### Your task
Every line holding the string "stack" should be gathered.

____ The data

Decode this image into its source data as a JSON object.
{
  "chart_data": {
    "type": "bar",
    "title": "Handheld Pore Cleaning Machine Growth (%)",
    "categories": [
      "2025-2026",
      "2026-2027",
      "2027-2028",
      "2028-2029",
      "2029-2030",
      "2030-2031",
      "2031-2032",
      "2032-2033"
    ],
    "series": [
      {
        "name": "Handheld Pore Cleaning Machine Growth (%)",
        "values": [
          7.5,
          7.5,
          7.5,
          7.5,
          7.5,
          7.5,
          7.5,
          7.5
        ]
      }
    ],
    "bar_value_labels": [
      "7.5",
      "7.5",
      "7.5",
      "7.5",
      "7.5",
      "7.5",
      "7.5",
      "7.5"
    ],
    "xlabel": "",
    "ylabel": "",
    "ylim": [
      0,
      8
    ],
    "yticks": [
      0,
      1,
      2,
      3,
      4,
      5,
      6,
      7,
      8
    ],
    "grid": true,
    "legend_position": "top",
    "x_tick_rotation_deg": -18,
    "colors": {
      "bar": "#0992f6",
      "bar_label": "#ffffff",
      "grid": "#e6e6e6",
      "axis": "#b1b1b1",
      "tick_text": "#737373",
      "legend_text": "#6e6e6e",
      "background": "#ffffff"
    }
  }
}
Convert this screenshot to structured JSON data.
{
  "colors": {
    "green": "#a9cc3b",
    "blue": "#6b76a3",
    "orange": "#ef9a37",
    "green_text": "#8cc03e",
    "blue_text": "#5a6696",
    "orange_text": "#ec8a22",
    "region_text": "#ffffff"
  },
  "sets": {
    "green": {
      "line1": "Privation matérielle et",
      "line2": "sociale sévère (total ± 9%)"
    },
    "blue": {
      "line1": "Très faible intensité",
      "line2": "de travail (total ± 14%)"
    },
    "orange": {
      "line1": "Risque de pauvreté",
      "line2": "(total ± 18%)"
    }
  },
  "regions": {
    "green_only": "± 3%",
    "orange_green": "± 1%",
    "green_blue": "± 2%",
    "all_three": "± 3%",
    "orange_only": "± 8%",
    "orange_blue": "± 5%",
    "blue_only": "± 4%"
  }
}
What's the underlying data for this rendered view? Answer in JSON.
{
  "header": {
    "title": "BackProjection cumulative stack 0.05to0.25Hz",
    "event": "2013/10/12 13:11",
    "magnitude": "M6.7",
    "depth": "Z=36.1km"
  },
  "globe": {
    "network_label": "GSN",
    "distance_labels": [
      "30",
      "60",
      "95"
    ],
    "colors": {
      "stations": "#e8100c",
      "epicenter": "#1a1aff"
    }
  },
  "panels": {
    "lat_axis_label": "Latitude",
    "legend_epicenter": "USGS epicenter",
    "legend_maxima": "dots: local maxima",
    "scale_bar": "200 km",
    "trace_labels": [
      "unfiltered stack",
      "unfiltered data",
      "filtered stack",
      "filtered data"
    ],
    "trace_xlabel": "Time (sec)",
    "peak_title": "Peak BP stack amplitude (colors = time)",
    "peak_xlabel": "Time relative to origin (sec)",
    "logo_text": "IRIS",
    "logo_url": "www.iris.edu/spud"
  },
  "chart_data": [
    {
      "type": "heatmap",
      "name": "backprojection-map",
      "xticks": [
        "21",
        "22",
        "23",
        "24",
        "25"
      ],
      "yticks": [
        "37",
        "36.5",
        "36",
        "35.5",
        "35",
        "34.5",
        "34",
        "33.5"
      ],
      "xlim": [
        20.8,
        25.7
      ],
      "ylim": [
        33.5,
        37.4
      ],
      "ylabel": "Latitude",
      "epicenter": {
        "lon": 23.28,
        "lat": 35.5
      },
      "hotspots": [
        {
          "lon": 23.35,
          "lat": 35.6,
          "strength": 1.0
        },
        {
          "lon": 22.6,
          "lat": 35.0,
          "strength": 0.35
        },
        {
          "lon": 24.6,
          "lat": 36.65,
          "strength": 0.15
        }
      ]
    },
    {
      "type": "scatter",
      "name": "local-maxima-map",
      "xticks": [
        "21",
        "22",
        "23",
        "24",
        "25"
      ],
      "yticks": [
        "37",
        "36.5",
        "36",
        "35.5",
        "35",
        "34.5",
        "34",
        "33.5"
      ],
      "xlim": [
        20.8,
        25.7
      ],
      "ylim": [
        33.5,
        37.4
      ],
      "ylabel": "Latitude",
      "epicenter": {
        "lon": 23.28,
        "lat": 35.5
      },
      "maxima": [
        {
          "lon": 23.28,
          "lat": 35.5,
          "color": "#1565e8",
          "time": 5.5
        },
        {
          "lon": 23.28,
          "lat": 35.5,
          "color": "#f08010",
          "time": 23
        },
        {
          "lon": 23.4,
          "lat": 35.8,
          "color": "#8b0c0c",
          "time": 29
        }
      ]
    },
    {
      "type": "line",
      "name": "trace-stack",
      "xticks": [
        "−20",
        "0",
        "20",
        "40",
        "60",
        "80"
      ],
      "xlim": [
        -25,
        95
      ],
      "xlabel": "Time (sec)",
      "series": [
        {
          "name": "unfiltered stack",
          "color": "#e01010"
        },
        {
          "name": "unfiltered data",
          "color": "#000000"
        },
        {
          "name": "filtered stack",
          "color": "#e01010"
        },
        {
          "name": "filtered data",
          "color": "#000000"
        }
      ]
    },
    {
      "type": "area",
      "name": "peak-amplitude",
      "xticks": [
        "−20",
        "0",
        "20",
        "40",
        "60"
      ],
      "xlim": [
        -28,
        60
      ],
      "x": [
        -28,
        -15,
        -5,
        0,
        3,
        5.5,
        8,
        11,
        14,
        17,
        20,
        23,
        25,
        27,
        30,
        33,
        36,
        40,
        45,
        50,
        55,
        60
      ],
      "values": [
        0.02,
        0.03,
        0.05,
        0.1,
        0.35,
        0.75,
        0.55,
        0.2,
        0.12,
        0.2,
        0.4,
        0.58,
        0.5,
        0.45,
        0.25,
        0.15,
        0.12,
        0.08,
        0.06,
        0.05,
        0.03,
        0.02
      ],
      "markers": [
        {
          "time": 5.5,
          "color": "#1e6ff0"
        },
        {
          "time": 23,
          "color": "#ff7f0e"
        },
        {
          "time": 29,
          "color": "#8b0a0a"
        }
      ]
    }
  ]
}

________

### Finished exercise
    "title": "BackProjection cumulative stack 0.05to0.25Hz",
      "unfiltered stack",
      "filtered stack",
    "peak_title": "Peak BP stack amplitude (colors = time)",
      "name": "trace-stack",
          "name": "unfiltered stack",
          "name": "filtered stack",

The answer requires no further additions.